[Chart and figure data]

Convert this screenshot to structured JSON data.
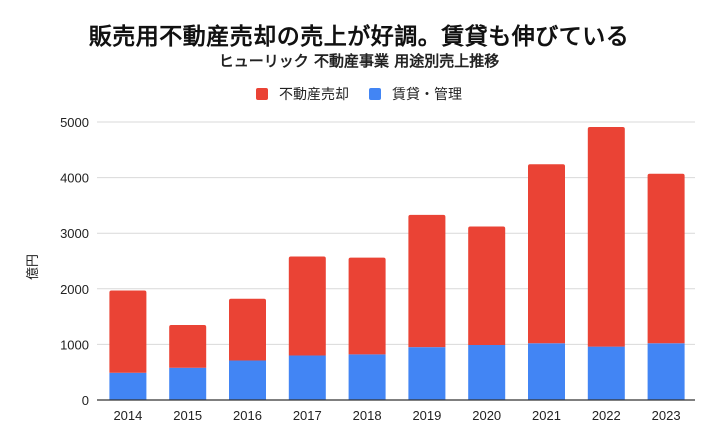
{
  "chart_data": {
    "type": "bar",
    "stacked": true,
    "title": "販売用不動産売却の売上が好調。賃貸も伸びている",
    "subtitle": "ヒューリック 不動産事業 用途別売上推移",
    "xlabel": "",
    "ylabel": "億円",
    "ylim": [
      0,
      5000
    ],
    "yticks": [
      0,
      1000,
      2000,
      3000,
      4000,
      5000
    ],
    "grid": true,
    "legend_position": "top-center",
    "categories": [
      "2014",
      "2015",
      "2016",
      "2017",
      "2018",
      "2019",
      "2020",
      "2021",
      "2022",
      "2023"
    ],
    "series": [
      {
        "name": "賃貸・管理",
        "color": "#4285F4",
        "values": [
          490,
          580,
          710,
          800,
          820,
          950,
          990,
          1020,
          960,
          1020
        ]
      },
      {
        "name": "不動産売却",
        "color": "#EA4335",
        "values": [
          1480,
          770,
          1110,
          1780,
          1740,
          2380,
          2130,
          3220,
          3950,
          3050
        ]
      }
    ],
    "totals": [
      1970,
      1350,
      1820,
      2580,
      2560,
      3330,
      3120,
      4240,
      4910,
      4070
    ],
    "legend_order": [
      "不動産売却",
      "賃貸・管理"
    ]
  },
  "legend": {
    "items": [
      {
        "label": "不動産売却",
        "color": "#EA4335"
      },
      {
        "label": "賃貸・管理",
        "color": "#4285F4"
      }
    ]
  },
  "colors": {
    "gridline": "#d9d9d9",
    "baseline": "#333333"
  }
}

Exercise directions: Reproduce each line exactly as it appears, omitting the pictures.

The output:
Convert this screenshot to structured JSON data.
{
  "chart_data": {
    "type": "bar",
    "stacked": true,
    "title": "販売用不動産売却の売上が好調。賃貸も伸びている",
    "subtitle": "ヒューリック 不動産事業 用途別売上推移",
    "xlabel": "",
    "ylabel": "億円",
    "ylim": [
      0,
      5000
    ],
    "yticks": [
      0,
      1000,
      2000,
      3000,
      4000,
      5000
    ],
    "grid": true,
    "legend_position": "top-center",
    "categories": [
      "2014",
      "2015",
      "2016",
      "2017",
      "2018",
      "2019",
      "2020",
      "2021",
      "2022",
      "2023"
    ],
    "series": [
      {
        "name": "賃貸・管理",
        "color": "#4285F4",
        "values": [
          490,
          580,
          710,
          800,
          820,
          950,
          990,
          1020,
          960,
          1020
        ]
      },
      {
        "name": "不動産売却",
        "color": "#EA4335",
        "values": [
          1480,
          770,
          1110,
          1780,
          1740,
          2380,
          2130,
          3220,
          3950,
          3050
        ]
      }
    ],
    "totals": [
      1970,
      1350,
      1820,
      2580,
      2560,
      3330,
      3120,
      4240,
      4910,
      4070
    ],
    "legend_order": [
      "不動産売却",
      "賃貸・管理"
    ]
  },
  "legend": {
    "items": [
      {
        "label": "不動産売却",
        "color": "#EA4335"
      },
      {
        "label": "賃貸・管理",
        "color": "#4285F4"
      }
    ]
  },
  "colors": {
    "gridline": "#d9d9d9",
    "baseline": "#333333"
  }
}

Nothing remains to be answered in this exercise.